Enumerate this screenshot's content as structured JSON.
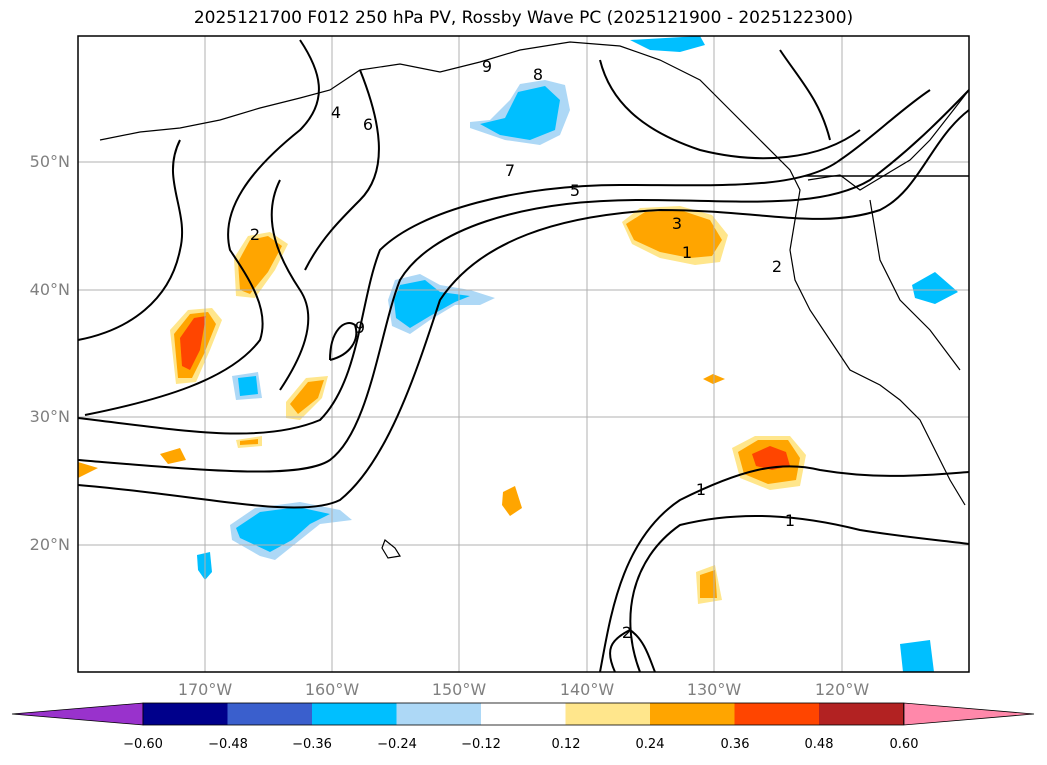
{
  "title": "2025121700 F012 250 hPa PV, Rossby Wave PC (2025121900 - 2025122300)",
  "lat_labels": [
    "50°N",
    "40°N",
    "30°N",
    "20°N"
  ],
  "lon_labels": [
    "170°W",
    "160°W",
    "150°W",
    "140°W",
    "130°W",
    "120°W"
  ],
  "contour_labels": [
    "9",
    "8",
    "7",
    "5",
    "4",
    "6",
    "2",
    "3",
    "1",
    "2",
    "9",
    "1",
    "1",
    "2"
  ],
  "colorbar": {
    "ticks": [
      "−0.60",
      "−0.48",
      "−0.36",
      "−0.24",
      "−0.12",
      "0.12",
      "0.24",
      "0.36",
      "0.48",
      "0.60"
    ],
    "colors": [
      "#9932cc",
      "#00008b",
      "#3a5fcd",
      "#00bfff",
      "#add8f6",
      "#ffffff",
      "#ffe68c",
      "#ffa500",
      "#ff4500",
      "#b22222",
      "#ff88aa"
    ]
  }
}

Exercise requirements :: Quote every record above exactly, leaving out the pictures.

Completed task ::
Enumerate this screenshot's content as structured JSON.
{
  "title": "2025121700 F012 250 hPa PV, Rossby Wave PC (2025121900 - 2025122300)",
  "lat_labels": [
    "50°N",
    "40°N",
    "30°N",
    "20°N"
  ],
  "lon_labels": [
    "170°W",
    "160°W",
    "150°W",
    "140°W",
    "130°W",
    "120°W"
  ],
  "contour_labels": [
    "9",
    "8",
    "7",
    "5",
    "4",
    "6",
    "2",
    "3",
    "1",
    "2",
    "9",
    "1",
    "1",
    "2"
  ],
  "colorbar": {
    "ticks": [
      "−0.60",
      "−0.48",
      "−0.36",
      "−0.24",
      "−0.12",
      "0.12",
      "0.24",
      "0.36",
      "0.48",
      "0.60"
    ],
    "colors": [
      "#9932cc",
      "#00008b",
      "#3a5fcd",
      "#00bfff",
      "#add8f6",
      "#ffffff",
      "#ffe68c",
      "#ffa500",
      "#ff4500",
      "#b22222",
      "#ff88aa"
    ]
  }
}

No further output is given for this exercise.